— start Data rows —

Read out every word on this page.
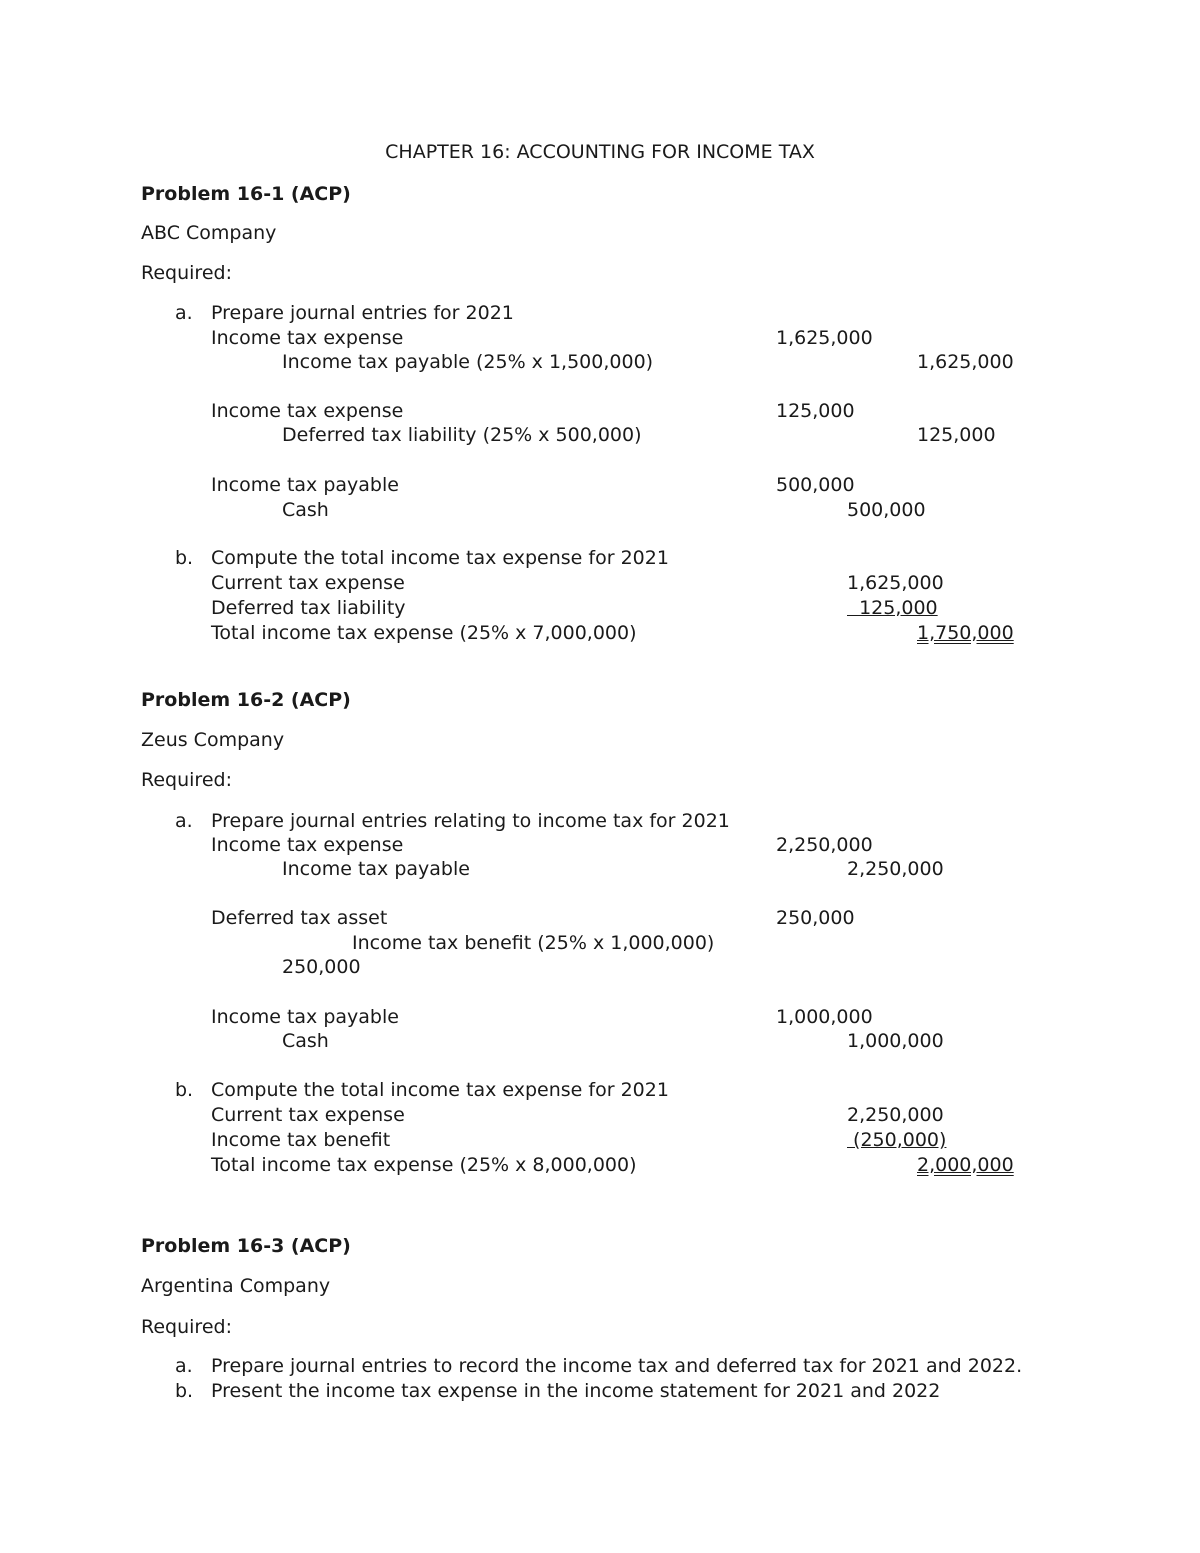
CHAPTER 16: ACCOUNTING FOR INCOME TAX
Problem 16-1 (ACP)
ABC Company
Required:
a. Prepare journal entries for 2021
Income tax expense	1,625,000
Income tax payable (25% x 1,500,000)	1,625,000
Income tax expense	125,000
Deferred tax liability (25% x 500,000)	125,000
Income tax payable	500,000
Cash	500,000
b. Compute the total income tax expense for 2021
Current tax expense	1,625,000
Deferred tax liability	125,000
Total income tax expense (25% x 7,000,000)	1,750,000
Problem 16-2 (ACP)
Zeus Company
Required:
a. Prepare journal entries relating to income tax for 2021
Income tax expense	2,250,000
Income tax payable	2,250,000
Deferred tax asset	250,000
Income tax benefit (25% x 1,000,000)
250,000
Income tax payable	1,000,000
Cash	1,000,000
b. Compute the total income tax expense for 2021
Current tax expense	2,250,000
Income tax benefit	(250,000)
Total income tax expense (25% x 8,000,000)	2,000,000
Problem 16-3 (ACP)
Argentina Company
Required:
a. Prepare journal entries to record the income tax and deferred tax for 2021 and 2022.
b. Present the income tax expense in the income statement for 2021 and 2022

— end Data rows —

• Task requirements: Lines holding the word "Problem" in the entries above are the ones to pull out. Copy them all.

• Result of the exercise:
Problem 16-1 (ACP)
Problem 16-2 (ACP)
Problem 16-3 (ACP)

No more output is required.